Extracted records
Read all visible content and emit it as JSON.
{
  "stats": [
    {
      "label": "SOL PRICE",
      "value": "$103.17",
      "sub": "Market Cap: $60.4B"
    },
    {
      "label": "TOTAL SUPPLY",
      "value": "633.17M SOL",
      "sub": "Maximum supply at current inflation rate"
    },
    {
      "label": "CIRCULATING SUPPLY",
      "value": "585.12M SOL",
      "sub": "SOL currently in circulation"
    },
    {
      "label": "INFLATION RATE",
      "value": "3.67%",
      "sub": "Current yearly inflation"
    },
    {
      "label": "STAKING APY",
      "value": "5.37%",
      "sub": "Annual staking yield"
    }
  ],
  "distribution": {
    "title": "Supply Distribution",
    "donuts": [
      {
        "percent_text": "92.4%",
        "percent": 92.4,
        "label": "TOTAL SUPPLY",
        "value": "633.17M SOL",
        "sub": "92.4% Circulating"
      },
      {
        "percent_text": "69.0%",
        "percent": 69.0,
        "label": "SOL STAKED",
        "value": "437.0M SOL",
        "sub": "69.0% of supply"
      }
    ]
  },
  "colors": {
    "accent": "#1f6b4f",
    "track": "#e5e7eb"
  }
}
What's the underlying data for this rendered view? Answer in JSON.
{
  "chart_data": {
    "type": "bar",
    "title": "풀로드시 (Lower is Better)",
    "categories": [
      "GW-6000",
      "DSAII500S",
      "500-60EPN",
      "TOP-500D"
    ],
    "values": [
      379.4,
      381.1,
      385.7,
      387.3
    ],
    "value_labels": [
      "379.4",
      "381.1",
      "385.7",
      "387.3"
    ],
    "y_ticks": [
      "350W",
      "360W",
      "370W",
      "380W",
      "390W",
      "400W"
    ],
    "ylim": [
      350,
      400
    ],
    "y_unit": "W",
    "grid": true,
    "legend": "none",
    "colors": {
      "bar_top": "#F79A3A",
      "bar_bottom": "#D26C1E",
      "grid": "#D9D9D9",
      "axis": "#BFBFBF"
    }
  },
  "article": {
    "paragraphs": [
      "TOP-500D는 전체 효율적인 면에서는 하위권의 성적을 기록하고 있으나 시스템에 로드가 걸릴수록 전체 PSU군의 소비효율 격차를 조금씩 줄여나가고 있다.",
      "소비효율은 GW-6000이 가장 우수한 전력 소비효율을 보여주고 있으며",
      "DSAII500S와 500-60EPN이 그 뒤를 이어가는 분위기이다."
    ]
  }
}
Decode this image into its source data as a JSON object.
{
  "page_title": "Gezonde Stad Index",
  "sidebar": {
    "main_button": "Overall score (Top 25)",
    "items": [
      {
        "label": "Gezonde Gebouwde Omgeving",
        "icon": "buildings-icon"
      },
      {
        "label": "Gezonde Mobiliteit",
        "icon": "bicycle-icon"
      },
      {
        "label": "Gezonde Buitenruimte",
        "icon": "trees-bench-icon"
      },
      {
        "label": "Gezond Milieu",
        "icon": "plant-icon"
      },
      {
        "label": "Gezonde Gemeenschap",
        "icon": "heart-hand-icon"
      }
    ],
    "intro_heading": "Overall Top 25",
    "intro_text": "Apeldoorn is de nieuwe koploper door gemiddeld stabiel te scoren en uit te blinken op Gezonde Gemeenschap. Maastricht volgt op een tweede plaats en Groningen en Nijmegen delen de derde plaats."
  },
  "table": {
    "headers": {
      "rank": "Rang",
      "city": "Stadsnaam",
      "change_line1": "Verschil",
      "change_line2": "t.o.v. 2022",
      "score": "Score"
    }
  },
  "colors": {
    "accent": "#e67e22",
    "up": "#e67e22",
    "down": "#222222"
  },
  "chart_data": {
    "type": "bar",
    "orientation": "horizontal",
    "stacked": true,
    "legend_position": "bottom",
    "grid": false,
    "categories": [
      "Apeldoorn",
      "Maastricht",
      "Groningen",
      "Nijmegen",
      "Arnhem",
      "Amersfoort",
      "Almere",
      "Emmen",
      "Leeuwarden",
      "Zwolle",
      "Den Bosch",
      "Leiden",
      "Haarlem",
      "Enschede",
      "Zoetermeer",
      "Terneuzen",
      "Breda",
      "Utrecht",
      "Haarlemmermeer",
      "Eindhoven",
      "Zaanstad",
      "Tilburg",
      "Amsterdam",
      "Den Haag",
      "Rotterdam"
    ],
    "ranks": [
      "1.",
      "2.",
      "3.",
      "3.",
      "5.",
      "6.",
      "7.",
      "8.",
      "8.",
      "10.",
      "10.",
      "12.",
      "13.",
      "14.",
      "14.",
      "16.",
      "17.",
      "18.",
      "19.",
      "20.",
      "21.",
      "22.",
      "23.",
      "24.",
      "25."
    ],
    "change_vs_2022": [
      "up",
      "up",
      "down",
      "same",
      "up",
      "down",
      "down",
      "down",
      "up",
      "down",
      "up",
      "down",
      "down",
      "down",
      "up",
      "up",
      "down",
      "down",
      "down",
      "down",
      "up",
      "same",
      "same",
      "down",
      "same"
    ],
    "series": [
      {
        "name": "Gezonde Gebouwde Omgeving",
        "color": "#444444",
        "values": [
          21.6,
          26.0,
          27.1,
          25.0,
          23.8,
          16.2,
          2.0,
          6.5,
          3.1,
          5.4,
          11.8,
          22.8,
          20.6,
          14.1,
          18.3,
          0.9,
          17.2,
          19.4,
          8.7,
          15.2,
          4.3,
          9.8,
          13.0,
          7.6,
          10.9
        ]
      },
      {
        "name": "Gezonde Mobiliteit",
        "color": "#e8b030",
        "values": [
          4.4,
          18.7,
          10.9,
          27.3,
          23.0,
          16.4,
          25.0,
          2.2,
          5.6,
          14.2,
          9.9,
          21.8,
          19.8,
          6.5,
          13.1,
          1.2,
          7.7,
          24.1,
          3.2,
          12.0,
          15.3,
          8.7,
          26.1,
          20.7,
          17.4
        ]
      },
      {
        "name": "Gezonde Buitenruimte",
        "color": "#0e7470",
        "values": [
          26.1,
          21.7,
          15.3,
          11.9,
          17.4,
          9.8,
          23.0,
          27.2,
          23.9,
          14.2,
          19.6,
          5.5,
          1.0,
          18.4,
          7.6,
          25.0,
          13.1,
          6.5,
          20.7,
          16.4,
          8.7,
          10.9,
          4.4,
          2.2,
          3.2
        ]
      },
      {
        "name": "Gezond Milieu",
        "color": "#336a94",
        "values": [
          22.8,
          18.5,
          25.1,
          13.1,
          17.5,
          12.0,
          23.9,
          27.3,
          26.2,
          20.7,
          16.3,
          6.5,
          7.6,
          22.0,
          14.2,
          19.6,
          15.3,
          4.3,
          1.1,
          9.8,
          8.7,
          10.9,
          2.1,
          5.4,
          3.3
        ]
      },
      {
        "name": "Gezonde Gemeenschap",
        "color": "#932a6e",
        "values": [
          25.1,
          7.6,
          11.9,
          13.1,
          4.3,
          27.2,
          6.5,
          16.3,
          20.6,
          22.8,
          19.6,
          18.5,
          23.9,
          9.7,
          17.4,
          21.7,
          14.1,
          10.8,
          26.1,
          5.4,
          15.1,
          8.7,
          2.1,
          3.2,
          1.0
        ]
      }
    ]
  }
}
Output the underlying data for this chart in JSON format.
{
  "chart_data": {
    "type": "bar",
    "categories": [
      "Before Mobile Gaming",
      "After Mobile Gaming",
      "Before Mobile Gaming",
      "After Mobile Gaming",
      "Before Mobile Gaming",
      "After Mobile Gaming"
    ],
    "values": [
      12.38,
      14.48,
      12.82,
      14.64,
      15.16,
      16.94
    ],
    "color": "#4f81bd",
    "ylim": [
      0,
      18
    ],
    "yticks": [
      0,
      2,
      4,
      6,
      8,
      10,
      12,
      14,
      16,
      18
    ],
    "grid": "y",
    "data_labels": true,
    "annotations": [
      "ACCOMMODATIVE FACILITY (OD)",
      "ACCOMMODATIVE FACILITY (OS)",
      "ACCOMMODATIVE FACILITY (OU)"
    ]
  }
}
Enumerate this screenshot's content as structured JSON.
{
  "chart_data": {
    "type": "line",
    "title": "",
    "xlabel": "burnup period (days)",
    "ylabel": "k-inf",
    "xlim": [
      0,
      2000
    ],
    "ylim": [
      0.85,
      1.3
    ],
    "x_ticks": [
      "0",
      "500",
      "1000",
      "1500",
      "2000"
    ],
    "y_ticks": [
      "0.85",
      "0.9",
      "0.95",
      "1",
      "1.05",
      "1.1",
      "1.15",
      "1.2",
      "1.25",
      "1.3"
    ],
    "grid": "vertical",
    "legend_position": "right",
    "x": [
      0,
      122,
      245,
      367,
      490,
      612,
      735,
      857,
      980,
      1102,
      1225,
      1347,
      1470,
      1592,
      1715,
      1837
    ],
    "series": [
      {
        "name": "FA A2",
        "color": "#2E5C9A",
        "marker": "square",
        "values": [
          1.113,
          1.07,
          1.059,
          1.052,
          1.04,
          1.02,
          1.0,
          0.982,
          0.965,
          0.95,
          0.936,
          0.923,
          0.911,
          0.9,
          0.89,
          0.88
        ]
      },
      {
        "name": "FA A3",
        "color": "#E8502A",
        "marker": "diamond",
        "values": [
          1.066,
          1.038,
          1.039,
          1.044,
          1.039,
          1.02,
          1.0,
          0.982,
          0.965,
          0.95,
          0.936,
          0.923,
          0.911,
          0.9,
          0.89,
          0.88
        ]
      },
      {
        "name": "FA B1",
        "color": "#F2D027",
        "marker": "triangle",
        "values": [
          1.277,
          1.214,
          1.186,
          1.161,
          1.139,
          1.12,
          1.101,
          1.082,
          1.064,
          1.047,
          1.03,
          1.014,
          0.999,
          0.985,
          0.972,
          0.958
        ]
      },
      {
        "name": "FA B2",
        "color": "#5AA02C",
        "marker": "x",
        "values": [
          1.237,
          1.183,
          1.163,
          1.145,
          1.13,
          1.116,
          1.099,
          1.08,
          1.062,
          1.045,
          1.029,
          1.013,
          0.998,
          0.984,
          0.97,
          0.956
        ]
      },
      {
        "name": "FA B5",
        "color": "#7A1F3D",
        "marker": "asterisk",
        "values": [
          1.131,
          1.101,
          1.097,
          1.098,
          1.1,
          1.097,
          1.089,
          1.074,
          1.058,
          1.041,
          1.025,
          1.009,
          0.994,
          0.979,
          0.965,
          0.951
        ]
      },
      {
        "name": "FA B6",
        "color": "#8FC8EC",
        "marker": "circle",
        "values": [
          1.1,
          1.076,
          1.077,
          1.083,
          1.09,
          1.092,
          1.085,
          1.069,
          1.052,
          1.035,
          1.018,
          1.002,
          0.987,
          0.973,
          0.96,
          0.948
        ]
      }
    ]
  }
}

▶ _Stated task_: Find the string "underlying" in the listing and return every line that holds it.

▶ _Answer below_:
What's the underlying data for this rendered view? Answer in JSON.
Output the underlying data for this chart in JSON format.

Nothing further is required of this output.